**Task description:** Repeat the data word for word. Do not include the pictures.

**Provided records:**
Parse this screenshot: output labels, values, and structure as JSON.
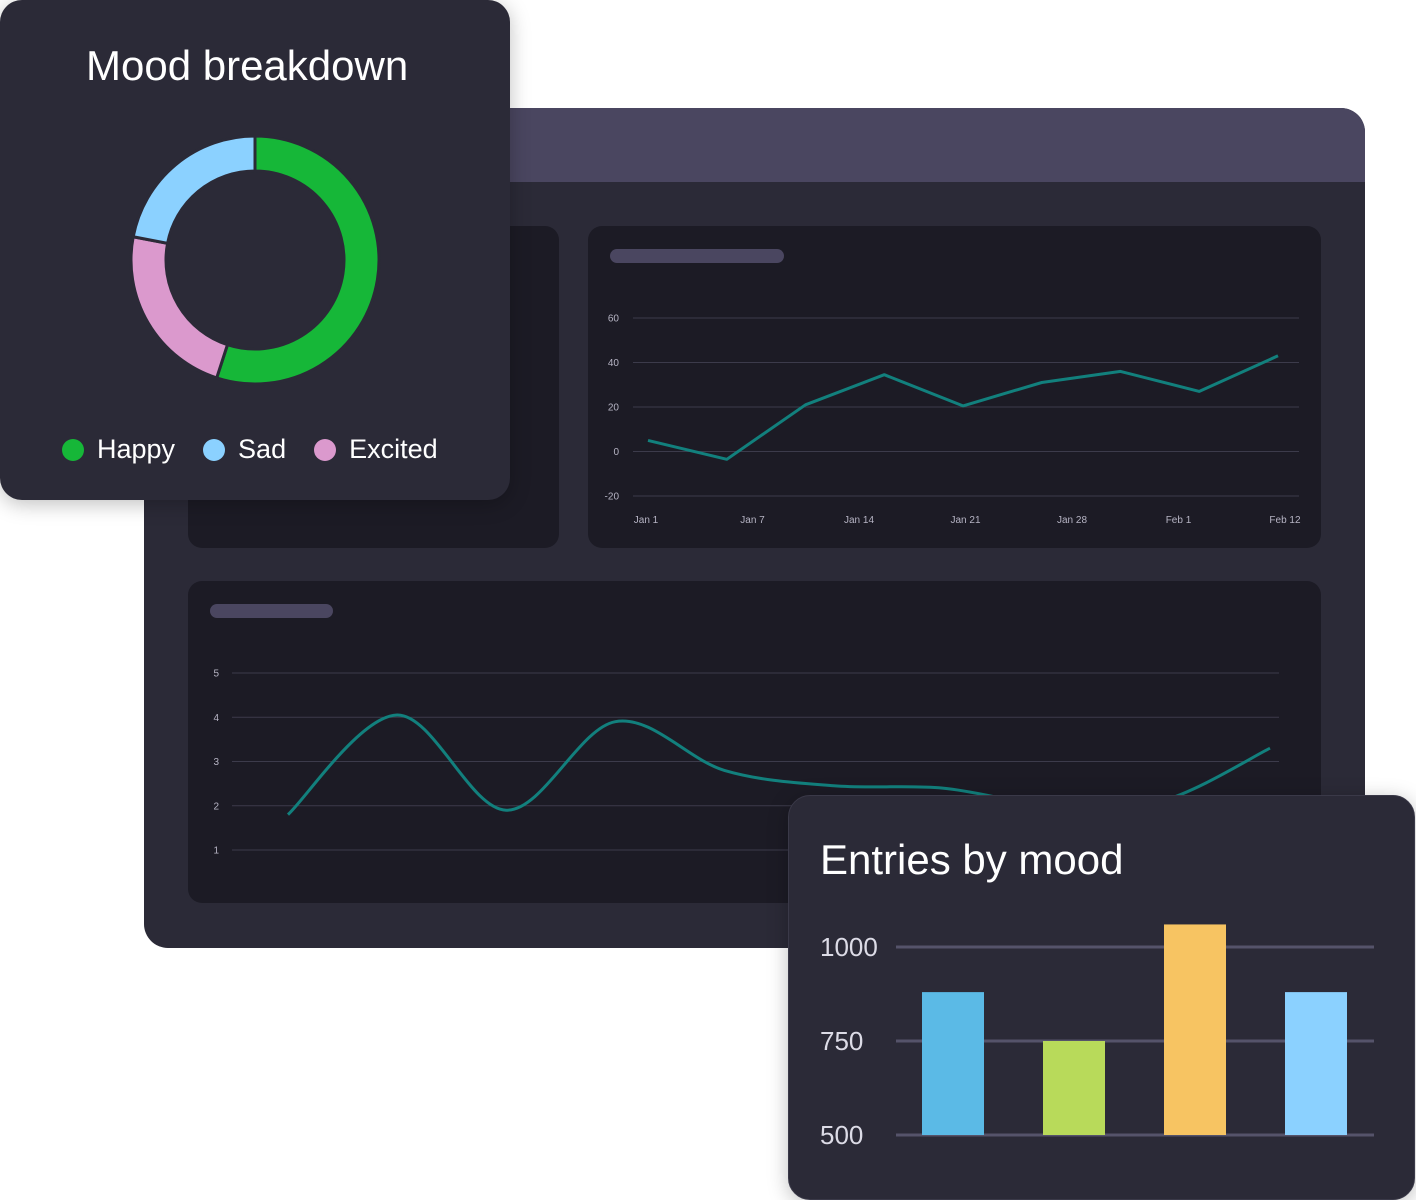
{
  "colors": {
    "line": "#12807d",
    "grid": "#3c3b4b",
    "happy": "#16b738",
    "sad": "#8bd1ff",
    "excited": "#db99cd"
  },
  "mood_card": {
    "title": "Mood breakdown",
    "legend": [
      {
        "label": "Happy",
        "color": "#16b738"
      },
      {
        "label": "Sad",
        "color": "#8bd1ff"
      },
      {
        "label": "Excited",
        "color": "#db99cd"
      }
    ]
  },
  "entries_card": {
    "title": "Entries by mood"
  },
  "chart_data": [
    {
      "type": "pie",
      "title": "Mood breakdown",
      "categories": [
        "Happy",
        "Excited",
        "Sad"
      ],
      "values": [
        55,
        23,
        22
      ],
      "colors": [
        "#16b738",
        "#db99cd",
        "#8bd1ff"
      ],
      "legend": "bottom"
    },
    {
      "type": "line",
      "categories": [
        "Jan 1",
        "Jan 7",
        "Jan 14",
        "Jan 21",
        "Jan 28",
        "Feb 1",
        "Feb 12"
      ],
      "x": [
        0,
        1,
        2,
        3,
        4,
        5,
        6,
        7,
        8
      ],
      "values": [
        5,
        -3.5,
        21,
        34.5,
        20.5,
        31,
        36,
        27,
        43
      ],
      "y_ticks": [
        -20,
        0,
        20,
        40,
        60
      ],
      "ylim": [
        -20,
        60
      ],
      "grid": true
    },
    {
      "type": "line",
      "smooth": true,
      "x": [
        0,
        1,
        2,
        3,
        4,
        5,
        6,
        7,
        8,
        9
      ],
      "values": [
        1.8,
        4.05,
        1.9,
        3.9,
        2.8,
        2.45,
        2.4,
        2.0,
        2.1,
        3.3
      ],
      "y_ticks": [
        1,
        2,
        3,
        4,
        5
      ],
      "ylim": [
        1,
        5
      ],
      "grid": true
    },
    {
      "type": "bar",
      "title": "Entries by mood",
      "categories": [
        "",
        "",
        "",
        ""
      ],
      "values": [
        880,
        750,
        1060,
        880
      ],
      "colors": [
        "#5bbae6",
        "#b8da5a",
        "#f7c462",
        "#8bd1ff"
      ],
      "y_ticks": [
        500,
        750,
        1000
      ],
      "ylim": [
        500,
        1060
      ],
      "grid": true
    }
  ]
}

**Output:**
Parse this screenshot: output labels, values, and structure as JSON.
{
  "colors": {
    "line": "#12807d",
    "grid": "#3c3b4b",
    "happy": "#16b738",
    "sad": "#8bd1ff",
    "excited": "#db99cd"
  },
  "mood_card": {
    "title": "Mood breakdown",
    "legend": [
      {
        "label": "Happy",
        "color": "#16b738"
      },
      {
        "label": "Sad",
        "color": "#8bd1ff"
      },
      {
        "label": "Excited",
        "color": "#db99cd"
      }
    ]
  },
  "entries_card": {
    "title": "Entries by mood"
  },
  "chart_data": [
    {
      "type": "pie",
      "title": "Mood breakdown",
      "categories": [
        "Happy",
        "Excited",
        "Sad"
      ],
      "values": [
        55,
        23,
        22
      ],
      "colors": [
        "#16b738",
        "#db99cd",
        "#8bd1ff"
      ],
      "legend": "bottom"
    },
    {
      "type": "line",
      "categories": [
        "Jan 1",
        "Jan 7",
        "Jan 14",
        "Jan 21",
        "Jan 28",
        "Feb 1",
        "Feb 12"
      ],
      "x": [
        0,
        1,
        2,
        3,
        4,
        5,
        6,
        7,
        8
      ],
      "values": [
        5,
        -3.5,
        21,
        34.5,
        20.5,
        31,
        36,
        27,
        43
      ],
      "y_ticks": [
        -20,
        0,
        20,
        40,
        60
      ],
      "ylim": [
        -20,
        60
      ],
      "grid": true
    },
    {
      "type": "line",
      "smooth": true,
      "x": [
        0,
        1,
        2,
        3,
        4,
        5,
        6,
        7,
        8,
        9
      ],
      "values": [
        1.8,
        4.05,
        1.9,
        3.9,
        2.8,
        2.45,
        2.4,
        2.0,
        2.1,
        3.3
      ],
      "y_ticks": [
        1,
        2,
        3,
        4,
        5
      ],
      "ylim": [
        1,
        5
      ],
      "grid": true
    },
    {
      "type": "bar",
      "title": "Entries by mood",
      "categories": [
        "",
        "",
        "",
        ""
      ],
      "values": [
        880,
        750,
        1060,
        880
      ],
      "colors": [
        "#5bbae6",
        "#b8da5a",
        "#f7c462",
        "#8bd1ff"
      ],
      "y_ticks": [
        500,
        750,
        1000
      ],
      "ylim": [
        500,
        1060
      ],
      "grid": true
    }
  ]
}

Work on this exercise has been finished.